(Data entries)
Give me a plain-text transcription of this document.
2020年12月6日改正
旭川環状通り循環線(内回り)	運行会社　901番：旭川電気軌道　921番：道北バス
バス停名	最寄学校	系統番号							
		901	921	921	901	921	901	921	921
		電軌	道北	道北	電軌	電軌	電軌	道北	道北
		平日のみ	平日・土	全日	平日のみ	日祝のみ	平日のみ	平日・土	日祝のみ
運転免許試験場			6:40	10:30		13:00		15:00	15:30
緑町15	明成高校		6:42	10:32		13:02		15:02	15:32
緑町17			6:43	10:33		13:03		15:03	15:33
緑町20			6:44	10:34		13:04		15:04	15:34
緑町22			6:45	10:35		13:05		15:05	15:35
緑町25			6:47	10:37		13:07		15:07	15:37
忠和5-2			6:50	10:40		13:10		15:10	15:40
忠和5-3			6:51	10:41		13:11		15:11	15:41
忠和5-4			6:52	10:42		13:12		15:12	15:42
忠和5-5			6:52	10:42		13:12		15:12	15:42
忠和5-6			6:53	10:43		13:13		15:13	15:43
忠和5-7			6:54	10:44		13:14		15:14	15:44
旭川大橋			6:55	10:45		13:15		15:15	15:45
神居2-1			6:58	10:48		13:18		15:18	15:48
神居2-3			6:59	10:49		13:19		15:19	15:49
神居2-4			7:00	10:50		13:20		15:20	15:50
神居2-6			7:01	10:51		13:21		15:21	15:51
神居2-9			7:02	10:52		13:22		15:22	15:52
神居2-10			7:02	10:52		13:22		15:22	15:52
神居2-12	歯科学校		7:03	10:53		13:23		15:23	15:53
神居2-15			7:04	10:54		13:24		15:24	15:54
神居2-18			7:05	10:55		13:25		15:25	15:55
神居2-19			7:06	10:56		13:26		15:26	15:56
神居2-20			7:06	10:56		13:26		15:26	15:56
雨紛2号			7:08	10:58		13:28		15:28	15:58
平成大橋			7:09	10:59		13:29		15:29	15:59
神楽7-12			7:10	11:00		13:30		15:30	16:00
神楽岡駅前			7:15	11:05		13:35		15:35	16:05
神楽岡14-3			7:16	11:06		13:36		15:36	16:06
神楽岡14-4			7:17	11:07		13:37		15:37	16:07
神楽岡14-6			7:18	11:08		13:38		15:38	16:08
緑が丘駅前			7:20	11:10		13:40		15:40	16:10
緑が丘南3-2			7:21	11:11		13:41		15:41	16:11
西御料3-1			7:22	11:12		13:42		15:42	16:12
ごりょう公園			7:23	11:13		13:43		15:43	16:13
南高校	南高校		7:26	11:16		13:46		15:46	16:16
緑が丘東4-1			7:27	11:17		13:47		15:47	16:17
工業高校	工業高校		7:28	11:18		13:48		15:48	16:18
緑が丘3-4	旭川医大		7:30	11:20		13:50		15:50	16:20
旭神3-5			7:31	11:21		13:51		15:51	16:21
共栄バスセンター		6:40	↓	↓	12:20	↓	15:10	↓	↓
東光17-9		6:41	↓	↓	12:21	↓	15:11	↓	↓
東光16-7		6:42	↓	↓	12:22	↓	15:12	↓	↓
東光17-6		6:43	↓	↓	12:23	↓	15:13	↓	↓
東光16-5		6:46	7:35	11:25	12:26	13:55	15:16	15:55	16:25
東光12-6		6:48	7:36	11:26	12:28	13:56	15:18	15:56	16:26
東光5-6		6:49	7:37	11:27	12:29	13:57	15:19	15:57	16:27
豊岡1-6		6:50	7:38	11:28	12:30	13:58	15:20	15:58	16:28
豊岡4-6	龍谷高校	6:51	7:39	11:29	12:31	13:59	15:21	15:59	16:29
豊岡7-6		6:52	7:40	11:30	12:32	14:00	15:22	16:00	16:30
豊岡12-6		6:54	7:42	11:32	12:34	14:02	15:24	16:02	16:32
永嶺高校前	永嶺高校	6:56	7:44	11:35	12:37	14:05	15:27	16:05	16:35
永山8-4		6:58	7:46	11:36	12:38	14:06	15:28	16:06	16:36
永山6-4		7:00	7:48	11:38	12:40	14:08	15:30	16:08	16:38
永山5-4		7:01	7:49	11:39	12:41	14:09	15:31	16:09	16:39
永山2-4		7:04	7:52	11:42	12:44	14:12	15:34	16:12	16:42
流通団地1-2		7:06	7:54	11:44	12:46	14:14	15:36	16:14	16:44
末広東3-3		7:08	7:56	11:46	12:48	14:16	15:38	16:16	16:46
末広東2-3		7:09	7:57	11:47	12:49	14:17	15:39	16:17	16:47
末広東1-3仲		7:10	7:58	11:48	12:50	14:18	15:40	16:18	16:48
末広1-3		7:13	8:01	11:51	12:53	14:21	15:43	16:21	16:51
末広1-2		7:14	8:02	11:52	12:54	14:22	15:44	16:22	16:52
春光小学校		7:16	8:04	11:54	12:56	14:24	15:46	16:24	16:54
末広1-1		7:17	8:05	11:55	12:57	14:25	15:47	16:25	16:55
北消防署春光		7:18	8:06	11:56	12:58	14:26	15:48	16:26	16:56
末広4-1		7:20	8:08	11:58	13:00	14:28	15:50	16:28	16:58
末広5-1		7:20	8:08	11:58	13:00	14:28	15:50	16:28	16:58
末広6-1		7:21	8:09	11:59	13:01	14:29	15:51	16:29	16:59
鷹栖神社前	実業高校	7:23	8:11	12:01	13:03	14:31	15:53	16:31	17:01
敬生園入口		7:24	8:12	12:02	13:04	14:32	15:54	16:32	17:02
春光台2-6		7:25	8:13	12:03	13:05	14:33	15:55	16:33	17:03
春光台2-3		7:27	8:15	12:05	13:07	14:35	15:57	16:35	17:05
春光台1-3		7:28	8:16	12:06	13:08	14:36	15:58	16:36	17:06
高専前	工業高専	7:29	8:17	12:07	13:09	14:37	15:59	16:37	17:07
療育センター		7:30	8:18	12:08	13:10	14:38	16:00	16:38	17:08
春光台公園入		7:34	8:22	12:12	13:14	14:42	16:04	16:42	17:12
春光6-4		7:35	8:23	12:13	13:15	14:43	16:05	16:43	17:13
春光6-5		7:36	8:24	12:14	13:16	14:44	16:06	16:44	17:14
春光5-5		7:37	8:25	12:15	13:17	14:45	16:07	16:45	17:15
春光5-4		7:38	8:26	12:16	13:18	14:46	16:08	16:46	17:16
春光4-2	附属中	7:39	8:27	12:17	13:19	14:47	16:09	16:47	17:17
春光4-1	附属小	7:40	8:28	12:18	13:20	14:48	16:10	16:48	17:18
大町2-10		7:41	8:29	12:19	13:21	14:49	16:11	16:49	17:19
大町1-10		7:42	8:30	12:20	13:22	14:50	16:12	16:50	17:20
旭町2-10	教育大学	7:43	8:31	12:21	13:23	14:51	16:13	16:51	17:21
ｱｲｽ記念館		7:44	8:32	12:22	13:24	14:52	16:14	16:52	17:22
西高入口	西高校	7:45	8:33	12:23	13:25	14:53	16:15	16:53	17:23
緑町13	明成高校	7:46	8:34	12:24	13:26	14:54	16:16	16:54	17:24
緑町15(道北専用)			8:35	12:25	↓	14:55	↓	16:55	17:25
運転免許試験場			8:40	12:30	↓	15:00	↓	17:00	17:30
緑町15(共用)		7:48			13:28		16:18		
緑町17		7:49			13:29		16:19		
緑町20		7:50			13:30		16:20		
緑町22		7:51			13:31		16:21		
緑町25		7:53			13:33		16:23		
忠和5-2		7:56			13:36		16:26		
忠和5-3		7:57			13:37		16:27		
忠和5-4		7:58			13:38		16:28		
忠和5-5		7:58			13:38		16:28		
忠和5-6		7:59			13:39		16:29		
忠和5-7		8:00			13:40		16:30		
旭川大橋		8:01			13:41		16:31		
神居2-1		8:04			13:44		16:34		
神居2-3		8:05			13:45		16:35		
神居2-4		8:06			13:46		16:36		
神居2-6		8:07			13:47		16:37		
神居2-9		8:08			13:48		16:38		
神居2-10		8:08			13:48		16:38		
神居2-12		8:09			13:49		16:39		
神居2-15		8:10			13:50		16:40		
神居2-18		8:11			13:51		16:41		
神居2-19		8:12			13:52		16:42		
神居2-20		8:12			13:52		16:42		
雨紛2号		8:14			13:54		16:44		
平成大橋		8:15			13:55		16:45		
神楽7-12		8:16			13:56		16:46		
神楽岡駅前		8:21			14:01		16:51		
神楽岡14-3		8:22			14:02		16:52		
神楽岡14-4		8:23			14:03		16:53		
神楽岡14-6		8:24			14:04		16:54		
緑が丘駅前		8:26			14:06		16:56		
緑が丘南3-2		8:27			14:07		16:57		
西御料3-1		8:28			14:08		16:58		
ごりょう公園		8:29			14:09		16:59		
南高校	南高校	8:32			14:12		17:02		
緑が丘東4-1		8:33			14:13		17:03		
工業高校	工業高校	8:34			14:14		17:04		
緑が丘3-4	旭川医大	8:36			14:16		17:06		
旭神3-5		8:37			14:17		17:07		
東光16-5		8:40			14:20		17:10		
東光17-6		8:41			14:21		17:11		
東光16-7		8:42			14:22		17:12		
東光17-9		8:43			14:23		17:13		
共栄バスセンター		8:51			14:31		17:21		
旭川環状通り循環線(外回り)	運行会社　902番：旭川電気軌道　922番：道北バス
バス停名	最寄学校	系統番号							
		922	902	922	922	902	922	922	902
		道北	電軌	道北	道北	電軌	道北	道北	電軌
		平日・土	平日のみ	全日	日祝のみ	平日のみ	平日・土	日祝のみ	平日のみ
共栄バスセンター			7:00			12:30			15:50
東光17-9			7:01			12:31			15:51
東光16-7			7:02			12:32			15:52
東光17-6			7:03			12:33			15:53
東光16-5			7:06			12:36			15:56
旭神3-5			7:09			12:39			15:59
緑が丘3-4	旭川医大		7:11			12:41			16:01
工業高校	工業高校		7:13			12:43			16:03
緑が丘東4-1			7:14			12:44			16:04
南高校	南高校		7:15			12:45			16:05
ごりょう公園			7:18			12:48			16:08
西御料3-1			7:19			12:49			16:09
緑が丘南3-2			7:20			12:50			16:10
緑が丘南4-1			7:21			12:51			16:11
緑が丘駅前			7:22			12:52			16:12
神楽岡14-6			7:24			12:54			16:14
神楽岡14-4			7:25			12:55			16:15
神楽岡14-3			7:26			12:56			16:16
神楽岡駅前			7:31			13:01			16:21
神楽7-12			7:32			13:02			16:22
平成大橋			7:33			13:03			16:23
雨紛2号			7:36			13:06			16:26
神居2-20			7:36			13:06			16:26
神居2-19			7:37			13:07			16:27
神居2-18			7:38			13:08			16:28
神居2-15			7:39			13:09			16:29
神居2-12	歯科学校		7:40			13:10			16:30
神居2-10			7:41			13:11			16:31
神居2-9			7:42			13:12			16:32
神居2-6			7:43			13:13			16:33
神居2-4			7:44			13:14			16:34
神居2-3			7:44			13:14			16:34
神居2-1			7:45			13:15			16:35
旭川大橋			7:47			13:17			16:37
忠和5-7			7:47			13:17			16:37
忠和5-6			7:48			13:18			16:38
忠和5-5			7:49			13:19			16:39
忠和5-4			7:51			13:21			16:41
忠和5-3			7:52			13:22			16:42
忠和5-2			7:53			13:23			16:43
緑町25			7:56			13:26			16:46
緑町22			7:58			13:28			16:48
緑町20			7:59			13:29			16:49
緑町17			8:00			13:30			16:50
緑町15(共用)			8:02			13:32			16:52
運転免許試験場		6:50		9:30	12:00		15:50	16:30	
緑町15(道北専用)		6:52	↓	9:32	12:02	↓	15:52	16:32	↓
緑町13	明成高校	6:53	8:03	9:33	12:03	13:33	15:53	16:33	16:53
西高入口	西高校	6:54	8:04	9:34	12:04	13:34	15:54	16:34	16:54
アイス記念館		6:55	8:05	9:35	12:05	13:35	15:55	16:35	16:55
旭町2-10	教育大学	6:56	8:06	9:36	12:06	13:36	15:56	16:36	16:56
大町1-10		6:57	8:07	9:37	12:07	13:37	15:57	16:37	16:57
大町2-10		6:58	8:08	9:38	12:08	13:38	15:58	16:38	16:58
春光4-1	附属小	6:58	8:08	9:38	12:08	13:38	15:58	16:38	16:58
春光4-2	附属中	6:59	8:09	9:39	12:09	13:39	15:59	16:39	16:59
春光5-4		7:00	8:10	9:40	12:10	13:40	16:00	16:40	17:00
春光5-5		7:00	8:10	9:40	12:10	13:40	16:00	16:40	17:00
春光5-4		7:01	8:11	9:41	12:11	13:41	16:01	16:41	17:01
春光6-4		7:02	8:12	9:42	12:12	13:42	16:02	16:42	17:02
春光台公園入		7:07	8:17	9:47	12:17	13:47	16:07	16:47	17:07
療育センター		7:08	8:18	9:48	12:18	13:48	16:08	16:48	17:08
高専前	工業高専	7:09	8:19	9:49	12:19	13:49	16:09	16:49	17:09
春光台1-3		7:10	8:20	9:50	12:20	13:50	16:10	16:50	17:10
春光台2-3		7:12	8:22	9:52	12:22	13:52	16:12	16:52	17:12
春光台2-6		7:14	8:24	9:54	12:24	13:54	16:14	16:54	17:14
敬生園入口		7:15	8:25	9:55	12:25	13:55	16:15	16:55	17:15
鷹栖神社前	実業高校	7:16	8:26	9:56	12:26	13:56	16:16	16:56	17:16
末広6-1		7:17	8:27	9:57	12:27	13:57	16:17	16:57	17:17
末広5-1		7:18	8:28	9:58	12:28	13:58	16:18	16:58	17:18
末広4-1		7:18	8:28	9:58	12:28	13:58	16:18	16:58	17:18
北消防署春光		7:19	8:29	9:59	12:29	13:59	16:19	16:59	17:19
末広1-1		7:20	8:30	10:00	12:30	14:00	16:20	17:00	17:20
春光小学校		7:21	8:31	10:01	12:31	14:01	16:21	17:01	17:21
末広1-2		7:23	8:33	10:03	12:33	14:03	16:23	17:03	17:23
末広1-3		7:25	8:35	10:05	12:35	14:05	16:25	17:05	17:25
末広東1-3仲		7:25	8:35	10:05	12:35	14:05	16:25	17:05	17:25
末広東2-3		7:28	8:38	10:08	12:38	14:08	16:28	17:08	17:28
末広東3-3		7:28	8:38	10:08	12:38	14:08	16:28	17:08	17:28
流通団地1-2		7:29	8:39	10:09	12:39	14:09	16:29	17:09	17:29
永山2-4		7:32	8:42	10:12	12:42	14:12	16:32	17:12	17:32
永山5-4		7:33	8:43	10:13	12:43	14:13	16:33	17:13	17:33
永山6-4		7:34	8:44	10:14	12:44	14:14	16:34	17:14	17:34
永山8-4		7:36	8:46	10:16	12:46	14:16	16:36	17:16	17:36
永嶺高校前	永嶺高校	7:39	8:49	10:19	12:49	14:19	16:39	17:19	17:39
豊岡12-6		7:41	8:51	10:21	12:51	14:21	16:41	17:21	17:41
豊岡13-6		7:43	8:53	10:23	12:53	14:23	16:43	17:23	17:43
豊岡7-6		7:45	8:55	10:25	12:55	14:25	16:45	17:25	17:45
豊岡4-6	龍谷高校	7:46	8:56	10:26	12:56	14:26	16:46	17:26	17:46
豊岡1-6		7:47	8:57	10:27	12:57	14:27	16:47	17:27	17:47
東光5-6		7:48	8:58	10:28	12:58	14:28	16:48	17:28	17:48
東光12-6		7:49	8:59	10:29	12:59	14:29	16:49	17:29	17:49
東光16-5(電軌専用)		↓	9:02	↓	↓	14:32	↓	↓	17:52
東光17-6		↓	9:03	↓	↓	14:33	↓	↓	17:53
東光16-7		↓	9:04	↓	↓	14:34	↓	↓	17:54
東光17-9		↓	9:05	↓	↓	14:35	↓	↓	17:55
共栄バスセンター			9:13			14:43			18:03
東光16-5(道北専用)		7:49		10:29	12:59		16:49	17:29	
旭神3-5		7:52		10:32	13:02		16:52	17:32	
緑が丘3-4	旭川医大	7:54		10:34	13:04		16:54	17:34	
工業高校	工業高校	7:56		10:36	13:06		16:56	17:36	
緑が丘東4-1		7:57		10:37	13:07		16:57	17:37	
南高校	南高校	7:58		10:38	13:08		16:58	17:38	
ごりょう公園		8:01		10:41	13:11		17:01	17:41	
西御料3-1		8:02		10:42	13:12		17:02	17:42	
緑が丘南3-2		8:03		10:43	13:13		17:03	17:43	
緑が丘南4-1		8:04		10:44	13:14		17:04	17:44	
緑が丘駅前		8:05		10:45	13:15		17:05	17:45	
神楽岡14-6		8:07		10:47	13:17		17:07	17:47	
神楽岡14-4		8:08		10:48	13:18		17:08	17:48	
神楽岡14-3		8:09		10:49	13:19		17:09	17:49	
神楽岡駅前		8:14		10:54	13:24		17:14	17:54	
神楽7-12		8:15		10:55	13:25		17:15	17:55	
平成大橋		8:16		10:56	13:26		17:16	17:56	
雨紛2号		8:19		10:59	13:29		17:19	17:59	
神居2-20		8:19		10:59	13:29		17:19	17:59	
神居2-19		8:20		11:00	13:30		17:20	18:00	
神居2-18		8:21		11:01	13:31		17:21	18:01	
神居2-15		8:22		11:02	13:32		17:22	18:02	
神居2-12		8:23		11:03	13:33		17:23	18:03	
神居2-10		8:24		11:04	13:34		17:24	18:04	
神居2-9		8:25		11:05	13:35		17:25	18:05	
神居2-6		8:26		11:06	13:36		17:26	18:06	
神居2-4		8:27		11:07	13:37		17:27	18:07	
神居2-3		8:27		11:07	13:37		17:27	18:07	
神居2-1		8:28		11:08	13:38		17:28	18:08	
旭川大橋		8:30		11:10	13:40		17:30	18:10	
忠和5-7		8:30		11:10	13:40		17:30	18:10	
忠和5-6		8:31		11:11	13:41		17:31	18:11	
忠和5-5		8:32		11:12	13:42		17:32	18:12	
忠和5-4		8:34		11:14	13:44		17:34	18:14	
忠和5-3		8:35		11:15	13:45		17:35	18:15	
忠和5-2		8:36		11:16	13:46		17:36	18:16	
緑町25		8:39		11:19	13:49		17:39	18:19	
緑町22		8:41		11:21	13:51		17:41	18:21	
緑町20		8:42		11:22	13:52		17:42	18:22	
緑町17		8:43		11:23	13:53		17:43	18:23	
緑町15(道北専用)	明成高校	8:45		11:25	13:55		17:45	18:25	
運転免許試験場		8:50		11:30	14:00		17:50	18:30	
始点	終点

Work required: Identify which lines contain the word "旭川大橋" and copy each one.

Task answer:
旭川大橋			6:55	10:45		13:15		15:15	15:45
旭川大橋		8:01			13:41		16:31		
旭川大橋			7:47			13:17			16:37
旭川大橋		8:30		11:10	13:40		17:30	18:10	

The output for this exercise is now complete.